### Job:
Tally the lines holding the word "JSON" and state the count by itself.

++++ Entries supplied

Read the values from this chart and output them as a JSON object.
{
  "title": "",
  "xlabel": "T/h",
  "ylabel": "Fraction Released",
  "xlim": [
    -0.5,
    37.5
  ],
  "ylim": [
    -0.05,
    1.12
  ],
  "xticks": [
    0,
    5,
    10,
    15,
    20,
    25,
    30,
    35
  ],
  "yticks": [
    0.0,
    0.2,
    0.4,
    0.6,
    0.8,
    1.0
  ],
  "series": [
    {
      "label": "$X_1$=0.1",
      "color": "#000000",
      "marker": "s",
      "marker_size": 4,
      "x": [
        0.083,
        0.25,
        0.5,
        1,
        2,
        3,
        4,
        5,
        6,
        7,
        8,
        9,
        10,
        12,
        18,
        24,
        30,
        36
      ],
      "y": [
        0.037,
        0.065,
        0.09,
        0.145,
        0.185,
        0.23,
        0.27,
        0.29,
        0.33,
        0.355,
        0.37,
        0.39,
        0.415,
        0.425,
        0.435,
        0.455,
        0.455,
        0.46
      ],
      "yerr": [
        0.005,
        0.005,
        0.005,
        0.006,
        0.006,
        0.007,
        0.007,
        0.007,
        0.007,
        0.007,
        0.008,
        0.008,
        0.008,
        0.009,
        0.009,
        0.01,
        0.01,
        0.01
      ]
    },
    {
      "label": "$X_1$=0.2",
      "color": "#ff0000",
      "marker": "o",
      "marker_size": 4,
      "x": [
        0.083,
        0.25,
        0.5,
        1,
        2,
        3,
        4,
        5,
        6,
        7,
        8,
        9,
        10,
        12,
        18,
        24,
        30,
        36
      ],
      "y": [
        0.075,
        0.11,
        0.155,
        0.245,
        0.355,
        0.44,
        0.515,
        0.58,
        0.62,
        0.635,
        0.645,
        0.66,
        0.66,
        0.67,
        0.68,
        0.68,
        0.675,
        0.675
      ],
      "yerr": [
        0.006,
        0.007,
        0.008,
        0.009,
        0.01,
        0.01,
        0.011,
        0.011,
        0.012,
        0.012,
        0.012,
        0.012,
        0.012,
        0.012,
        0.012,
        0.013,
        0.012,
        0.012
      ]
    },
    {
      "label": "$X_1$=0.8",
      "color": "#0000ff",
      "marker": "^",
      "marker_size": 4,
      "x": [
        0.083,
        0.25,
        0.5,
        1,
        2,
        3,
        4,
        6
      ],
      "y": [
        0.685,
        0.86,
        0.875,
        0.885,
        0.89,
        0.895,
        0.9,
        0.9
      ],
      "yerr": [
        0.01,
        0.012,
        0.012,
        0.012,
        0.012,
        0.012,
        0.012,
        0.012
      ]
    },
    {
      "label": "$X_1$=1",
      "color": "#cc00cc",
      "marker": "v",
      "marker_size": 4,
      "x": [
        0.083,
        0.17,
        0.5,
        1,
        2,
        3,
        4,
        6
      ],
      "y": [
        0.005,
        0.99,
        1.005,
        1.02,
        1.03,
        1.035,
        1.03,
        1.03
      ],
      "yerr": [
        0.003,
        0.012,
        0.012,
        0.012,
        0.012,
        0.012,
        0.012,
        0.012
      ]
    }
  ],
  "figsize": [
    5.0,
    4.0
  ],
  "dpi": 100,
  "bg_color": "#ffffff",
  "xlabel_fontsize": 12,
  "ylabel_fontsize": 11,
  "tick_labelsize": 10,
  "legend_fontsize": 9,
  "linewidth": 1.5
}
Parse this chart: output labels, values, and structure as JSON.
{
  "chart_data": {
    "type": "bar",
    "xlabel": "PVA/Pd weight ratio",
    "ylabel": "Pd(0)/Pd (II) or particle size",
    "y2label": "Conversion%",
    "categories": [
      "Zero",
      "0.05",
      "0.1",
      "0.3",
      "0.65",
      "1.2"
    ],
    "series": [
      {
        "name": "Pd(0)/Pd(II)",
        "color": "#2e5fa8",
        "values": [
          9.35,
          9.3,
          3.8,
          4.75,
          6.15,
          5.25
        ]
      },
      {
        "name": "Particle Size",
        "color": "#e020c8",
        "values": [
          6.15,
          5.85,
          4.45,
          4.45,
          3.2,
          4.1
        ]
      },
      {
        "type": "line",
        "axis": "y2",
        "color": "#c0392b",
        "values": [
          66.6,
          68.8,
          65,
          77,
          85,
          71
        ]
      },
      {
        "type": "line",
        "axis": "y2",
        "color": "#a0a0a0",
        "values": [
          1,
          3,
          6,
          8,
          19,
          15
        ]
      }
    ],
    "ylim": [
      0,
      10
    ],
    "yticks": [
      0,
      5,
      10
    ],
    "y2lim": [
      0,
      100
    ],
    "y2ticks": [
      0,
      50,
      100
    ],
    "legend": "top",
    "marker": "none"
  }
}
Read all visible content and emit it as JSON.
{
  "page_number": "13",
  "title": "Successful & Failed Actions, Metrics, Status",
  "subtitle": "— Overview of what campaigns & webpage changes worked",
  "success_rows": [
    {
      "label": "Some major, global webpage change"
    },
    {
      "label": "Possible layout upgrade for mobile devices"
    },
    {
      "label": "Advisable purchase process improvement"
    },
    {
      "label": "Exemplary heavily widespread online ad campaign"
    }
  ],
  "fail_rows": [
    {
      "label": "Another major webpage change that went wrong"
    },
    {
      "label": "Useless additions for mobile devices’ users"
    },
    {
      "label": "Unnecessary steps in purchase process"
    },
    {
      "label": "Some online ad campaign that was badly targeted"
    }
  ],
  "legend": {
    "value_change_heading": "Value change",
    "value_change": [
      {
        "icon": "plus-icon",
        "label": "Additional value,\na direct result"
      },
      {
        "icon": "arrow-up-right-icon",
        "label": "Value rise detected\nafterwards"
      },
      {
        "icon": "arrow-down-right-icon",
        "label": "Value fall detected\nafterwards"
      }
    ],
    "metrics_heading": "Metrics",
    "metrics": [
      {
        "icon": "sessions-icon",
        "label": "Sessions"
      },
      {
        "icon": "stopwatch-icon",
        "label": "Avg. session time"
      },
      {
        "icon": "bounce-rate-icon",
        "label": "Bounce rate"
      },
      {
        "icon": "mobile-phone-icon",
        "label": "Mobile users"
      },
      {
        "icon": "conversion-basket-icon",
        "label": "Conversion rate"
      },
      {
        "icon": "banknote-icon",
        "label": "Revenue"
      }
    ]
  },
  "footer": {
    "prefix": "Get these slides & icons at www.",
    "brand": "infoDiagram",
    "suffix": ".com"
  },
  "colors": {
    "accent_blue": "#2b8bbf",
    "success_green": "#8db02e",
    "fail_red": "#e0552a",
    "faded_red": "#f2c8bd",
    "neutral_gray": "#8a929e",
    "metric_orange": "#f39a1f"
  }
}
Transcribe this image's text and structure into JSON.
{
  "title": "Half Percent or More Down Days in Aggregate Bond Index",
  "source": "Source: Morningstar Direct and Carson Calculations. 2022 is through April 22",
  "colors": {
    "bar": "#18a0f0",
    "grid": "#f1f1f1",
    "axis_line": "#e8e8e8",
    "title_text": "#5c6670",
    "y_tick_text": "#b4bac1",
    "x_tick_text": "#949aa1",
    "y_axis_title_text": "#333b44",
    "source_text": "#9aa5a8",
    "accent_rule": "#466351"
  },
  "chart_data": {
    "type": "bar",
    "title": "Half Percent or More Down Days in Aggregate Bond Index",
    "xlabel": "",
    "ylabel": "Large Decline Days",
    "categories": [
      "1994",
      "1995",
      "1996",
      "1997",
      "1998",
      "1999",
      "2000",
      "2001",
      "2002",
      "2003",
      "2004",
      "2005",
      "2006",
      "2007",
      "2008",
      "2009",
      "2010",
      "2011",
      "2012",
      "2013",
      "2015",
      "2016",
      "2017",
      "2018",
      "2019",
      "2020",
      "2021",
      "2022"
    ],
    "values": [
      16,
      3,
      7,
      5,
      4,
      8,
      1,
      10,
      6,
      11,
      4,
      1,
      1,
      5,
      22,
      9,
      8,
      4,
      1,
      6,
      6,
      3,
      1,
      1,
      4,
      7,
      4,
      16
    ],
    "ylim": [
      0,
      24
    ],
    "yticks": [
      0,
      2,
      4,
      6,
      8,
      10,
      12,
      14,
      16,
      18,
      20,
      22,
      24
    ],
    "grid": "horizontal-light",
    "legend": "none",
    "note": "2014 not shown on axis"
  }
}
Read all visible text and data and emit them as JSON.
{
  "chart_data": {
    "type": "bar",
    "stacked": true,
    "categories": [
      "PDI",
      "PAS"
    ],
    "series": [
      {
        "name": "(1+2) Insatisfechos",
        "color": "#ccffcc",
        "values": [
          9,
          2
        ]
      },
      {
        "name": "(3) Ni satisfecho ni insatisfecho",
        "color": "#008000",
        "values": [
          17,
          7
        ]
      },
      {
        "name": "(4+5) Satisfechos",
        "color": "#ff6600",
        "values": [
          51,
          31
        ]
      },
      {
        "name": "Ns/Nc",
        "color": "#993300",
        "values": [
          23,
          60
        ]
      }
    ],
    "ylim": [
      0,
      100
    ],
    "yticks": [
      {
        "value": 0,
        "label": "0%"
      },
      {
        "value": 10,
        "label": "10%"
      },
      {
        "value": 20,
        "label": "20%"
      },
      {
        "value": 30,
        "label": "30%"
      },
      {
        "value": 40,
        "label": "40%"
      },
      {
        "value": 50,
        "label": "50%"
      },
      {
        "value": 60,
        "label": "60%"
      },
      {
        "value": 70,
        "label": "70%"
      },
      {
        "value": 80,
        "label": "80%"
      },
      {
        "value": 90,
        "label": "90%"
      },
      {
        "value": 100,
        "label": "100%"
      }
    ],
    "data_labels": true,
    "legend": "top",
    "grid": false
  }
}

++++++++

### Exercise result:
5